_WORK REQUIRED:_ Reproduce the records below in full and exactly, without their images.

Extracts from a graphics dataset:
____________________

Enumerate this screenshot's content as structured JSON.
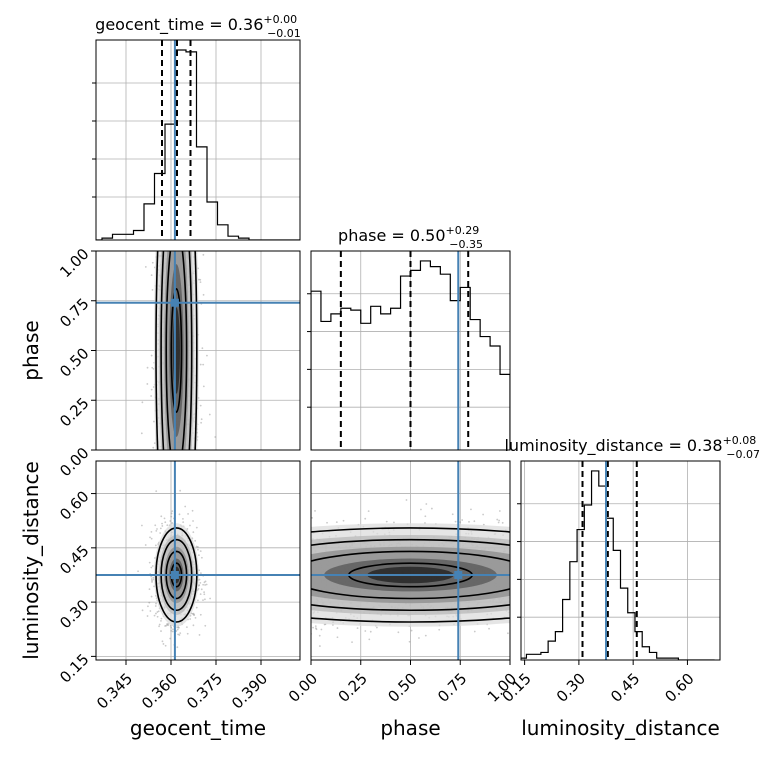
{
  "chart_data": {
    "type": "corner",
    "parameters": [
      "geocent_time",
      "phase",
      "luminosity_distance"
    ],
    "axis_labels": [
      "geocent_time",
      "phase",
      "luminosity_distance"
    ],
    "ranges": [
      [
        0.335,
        0.403
      ],
      [
        0.0,
        1.0
      ],
      [
        0.14,
        0.69
      ]
    ],
    "ticks": {
      "geocent_time": [
        "0.345",
        "0.360",
        "0.375",
        "0.390"
      ],
      "phase": [
        "0.00",
        "0.25",
        "0.50",
        "0.75",
        "1.00"
      ],
      "luminosity_distance": [
        "0.15",
        "0.30",
        "0.45",
        "0.60"
      ]
    },
    "truths": [
      0.3613,
      0.74,
      0.375
    ],
    "quantiles": [
      [
        0.357,
        0.362,
        0.3665
      ],
      [
        0.15,
        0.5,
        0.79
      ],
      [
        0.31,
        0.38,
        0.46
      ]
    ],
    "titles": [
      {
        "param": "geocent_time",
        "value": "0.36",
        "plus": "+0.00",
        "minus": "−0.01"
      },
      {
        "param": "phase",
        "value": "0.50",
        "plus": "+0.29",
        "minus": "−0.35"
      },
      {
        "param": "luminosity_distance",
        "value": "0.38",
        "plus": "+0.08",
        "minus": "−0.07"
      }
    ],
    "histograms": [
      {
        "param": "geocent_time",
        "edges_start": 0.3335,
        "bin_width": 0.0035,
        "counts": [
          0,
          1,
          3,
          3,
          5,
          19,
          35,
          61,
          100,
          99,
          49,
          20,
          8,
          2,
          1,
          0,
          0,
          0,
          0,
          0
        ]
      },
      {
        "param": "phase",
        "edges_start": 0.0,
        "bin_width": 0.05,
        "counts": [
          84,
          68,
          72,
          75,
          74,
          67,
          76,
          72,
          75,
          92,
          95,
          100,
          97,
          93,
          79,
          86,
          69,
          60,
          55,
          40
        ]
      },
      {
        "param": "luminosity_distance",
        "edges_start": 0.135,
        "bin_width": 0.02,
        "counts": [
          1,
          3,
          3,
          4,
          10,
          15,
          32,
          52,
          69,
          82,
          100,
          92,
          75,
          58,
          38,
          25,
          15,
          7,
          4,
          1,
          1,
          1,
          0,
          0,
          0,
          0,
          0
        ]
      }
    ],
    "grid": true,
    "colors": {
      "truth": "#4682b4",
      "line": "#000000",
      "grid": "#b0b0b0",
      "scatter": "#8a8a8a"
    }
  }
}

____________________

_RESULT OF THE TASK:_
Enumerate this screenshot's content as structured JSON.
{
  "chart_data": {
    "type": "corner",
    "parameters": [
      "geocent_time",
      "phase",
      "luminosity_distance"
    ],
    "axis_labels": [
      "geocent_time",
      "phase",
      "luminosity_distance"
    ],
    "ranges": [
      [
        0.335,
        0.403
      ],
      [
        0.0,
        1.0
      ],
      [
        0.14,
        0.69
      ]
    ],
    "ticks": {
      "geocent_time": [
        "0.345",
        "0.360",
        "0.375",
        "0.390"
      ],
      "phase": [
        "0.00",
        "0.25",
        "0.50",
        "0.75",
        "1.00"
      ],
      "luminosity_distance": [
        "0.15",
        "0.30",
        "0.45",
        "0.60"
      ]
    },
    "truths": [
      0.3613,
      0.74,
      0.375
    ],
    "quantiles": [
      [
        0.357,
        0.362,
        0.3665
      ],
      [
        0.15,
        0.5,
        0.79
      ],
      [
        0.31,
        0.38,
        0.46
      ]
    ],
    "titles": [
      {
        "param": "geocent_time",
        "value": "0.36",
        "plus": "+0.00",
        "minus": "−0.01"
      },
      {
        "param": "phase",
        "value": "0.50",
        "plus": "+0.29",
        "minus": "−0.35"
      },
      {
        "param": "luminosity_distance",
        "value": "0.38",
        "plus": "+0.08",
        "minus": "−0.07"
      }
    ],
    "histograms": [
      {
        "param": "geocent_time",
        "edges_start": 0.3335,
        "bin_width": 0.0035,
        "counts": [
          0,
          1,
          3,
          3,
          5,
          19,
          35,
          61,
          100,
          99,
          49,
          20,
          8,
          2,
          1,
          0,
          0,
          0,
          0,
          0
        ]
      },
      {
        "param": "phase",
        "edges_start": 0.0,
        "bin_width": 0.05,
        "counts": [
          84,
          68,
          72,
          75,
          74,
          67,
          76,
          72,
          75,
          92,
          95,
          100,
          97,
          93,
          79,
          86,
          69,
          60,
          55,
          40
        ]
      },
      {
        "param": "luminosity_distance",
        "edges_start": 0.135,
        "bin_width": 0.02,
        "counts": [
          1,
          3,
          3,
          4,
          10,
          15,
          32,
          52,
          69,
          82,
          100,
          92,
          75,
          58,
          38,
          25,
          15,
          7,
          4,
          1,
          1,
          1,
          0,
          0,
          0,
          0,
          0
        ]
      }
    ],
    "grid": true,
    "colors": {
      "truth": "#4682b4",
      "line": "#000000",
      "grid": "#b0b0b0",
      "scatter": "#8a8a8a"
    }
  }
}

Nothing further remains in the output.